__WHAT IS EXPECTED__. Identify the lines bearing the string "Beneficios" and gather them.

Items from a dataset
○ ○ ○

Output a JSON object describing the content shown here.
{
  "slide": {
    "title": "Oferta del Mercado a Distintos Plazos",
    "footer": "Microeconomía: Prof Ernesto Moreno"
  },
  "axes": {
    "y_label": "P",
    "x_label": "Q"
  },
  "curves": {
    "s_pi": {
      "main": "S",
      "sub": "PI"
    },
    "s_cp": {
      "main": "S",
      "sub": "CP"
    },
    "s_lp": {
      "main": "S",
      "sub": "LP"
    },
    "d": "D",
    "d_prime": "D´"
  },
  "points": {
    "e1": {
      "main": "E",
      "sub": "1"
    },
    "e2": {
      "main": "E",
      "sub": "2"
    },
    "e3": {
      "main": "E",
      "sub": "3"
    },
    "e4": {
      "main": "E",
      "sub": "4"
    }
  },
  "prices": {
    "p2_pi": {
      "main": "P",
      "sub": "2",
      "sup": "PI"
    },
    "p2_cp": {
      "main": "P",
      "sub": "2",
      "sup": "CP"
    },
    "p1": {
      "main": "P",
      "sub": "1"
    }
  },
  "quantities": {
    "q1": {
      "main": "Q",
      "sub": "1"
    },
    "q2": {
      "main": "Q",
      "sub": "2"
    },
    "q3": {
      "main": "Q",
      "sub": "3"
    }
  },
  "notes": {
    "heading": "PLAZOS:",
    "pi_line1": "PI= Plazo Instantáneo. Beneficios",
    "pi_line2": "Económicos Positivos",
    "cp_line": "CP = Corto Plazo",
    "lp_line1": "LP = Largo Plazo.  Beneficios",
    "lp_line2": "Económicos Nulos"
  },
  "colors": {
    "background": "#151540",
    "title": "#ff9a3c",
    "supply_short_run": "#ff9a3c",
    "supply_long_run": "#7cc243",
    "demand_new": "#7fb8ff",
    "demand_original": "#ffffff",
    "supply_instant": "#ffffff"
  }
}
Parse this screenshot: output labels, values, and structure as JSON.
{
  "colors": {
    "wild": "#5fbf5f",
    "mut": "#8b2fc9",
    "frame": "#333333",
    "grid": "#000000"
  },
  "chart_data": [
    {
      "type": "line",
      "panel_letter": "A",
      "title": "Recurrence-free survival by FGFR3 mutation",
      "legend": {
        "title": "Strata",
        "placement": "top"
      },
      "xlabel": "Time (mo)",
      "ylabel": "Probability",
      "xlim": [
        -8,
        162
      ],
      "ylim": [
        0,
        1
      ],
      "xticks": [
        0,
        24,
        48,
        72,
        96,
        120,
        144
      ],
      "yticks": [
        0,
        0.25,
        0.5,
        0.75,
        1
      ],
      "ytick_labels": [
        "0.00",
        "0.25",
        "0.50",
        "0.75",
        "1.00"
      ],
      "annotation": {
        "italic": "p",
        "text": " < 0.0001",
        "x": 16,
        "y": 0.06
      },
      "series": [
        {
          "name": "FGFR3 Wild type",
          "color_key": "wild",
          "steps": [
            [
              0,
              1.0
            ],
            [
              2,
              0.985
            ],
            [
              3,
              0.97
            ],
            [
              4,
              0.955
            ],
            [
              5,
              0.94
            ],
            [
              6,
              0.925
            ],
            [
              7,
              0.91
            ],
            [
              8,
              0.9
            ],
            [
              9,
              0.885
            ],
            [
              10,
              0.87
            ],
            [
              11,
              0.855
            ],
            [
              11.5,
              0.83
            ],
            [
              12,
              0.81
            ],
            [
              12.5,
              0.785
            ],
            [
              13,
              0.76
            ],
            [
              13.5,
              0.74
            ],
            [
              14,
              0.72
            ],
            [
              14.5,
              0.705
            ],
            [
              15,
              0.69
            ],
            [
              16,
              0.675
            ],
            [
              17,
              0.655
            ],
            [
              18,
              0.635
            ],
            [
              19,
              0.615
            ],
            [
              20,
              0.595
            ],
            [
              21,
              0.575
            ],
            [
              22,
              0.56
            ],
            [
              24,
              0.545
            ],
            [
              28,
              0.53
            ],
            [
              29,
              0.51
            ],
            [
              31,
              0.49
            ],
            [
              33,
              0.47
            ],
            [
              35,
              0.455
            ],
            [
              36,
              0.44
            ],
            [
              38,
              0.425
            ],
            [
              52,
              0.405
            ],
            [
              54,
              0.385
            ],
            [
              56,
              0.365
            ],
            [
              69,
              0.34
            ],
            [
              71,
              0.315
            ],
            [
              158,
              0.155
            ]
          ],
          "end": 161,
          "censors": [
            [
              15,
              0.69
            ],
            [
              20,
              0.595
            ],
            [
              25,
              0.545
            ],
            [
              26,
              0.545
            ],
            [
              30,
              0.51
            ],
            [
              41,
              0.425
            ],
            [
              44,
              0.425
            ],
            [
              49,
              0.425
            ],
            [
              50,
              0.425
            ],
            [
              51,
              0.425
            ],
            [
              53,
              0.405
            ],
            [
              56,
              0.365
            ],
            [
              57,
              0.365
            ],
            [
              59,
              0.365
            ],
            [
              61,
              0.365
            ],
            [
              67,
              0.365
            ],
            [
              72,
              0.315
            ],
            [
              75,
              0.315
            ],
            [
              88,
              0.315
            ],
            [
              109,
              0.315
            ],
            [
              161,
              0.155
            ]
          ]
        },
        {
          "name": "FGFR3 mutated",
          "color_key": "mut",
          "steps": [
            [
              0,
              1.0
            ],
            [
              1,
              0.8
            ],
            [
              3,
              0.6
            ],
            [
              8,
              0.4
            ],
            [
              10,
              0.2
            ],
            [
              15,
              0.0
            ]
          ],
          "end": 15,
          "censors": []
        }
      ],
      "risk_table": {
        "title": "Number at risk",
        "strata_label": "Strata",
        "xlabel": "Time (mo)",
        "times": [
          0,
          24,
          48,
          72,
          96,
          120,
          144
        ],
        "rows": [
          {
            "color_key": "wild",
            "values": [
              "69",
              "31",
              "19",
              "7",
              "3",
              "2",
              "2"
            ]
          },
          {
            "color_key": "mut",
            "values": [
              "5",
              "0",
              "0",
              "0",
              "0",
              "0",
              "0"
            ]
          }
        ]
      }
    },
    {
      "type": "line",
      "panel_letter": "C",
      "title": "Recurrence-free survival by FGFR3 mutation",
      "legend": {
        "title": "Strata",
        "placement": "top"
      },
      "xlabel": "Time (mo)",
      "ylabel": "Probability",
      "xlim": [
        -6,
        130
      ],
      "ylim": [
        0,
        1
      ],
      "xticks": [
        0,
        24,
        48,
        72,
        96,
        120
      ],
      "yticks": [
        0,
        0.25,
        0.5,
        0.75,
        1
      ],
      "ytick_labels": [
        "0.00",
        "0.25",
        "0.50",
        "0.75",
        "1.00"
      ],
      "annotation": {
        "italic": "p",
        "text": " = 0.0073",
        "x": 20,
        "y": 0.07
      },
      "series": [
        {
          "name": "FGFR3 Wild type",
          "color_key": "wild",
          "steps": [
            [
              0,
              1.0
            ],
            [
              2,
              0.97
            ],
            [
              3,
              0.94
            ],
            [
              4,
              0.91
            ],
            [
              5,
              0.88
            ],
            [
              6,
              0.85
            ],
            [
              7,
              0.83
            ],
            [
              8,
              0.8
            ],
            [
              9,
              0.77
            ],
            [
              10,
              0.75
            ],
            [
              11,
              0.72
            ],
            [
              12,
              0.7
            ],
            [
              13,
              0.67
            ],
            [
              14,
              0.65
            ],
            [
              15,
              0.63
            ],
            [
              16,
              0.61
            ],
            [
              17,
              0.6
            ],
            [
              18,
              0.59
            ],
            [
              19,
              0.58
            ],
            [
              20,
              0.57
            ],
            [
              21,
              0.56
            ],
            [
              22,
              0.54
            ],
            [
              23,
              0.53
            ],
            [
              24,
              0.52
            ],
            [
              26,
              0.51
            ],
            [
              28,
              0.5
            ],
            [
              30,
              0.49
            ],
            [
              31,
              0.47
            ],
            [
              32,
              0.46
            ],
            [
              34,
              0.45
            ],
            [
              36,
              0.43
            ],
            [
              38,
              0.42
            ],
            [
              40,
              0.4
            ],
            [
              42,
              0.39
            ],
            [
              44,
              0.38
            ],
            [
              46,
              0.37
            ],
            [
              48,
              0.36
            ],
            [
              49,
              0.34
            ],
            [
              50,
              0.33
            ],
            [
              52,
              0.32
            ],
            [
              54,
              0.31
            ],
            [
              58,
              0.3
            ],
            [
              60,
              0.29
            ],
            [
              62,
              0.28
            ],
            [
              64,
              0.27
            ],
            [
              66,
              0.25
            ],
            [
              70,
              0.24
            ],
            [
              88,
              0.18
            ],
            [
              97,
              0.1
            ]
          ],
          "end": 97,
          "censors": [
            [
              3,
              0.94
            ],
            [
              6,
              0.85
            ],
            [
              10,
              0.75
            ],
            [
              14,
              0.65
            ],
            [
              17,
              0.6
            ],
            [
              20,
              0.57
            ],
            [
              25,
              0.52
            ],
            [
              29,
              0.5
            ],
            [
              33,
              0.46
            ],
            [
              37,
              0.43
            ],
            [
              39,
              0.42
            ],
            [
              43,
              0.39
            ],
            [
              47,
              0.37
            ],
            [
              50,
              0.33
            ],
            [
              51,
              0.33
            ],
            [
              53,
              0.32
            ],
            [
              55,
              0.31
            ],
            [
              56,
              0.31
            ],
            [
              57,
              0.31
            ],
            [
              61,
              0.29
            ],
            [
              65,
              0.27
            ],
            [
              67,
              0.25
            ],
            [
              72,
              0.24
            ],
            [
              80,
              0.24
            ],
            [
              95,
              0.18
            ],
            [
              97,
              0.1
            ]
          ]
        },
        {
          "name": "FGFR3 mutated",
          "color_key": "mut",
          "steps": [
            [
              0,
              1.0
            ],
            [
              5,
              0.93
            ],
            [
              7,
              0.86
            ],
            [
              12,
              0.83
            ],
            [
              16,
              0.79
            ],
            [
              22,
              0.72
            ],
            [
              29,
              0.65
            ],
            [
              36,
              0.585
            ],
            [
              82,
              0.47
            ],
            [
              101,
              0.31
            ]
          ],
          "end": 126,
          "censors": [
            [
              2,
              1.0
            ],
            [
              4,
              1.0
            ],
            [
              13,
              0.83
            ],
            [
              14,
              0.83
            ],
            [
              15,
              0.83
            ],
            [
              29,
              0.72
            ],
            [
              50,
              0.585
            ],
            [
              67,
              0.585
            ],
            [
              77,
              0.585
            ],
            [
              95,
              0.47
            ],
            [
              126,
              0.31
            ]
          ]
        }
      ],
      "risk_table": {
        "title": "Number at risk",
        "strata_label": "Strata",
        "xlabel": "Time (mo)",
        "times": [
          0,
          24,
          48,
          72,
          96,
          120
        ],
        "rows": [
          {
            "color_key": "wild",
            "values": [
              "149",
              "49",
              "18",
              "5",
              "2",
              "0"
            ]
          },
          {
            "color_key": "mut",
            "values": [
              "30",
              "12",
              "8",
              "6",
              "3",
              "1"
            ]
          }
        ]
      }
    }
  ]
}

○ ○ ○

__ANSWER BELOW__.
    "pi_line1": "PI= Plazo Instantáneo. Beneficios",
    "lp_line1": "LP = Largo Plazo.  Beneficios",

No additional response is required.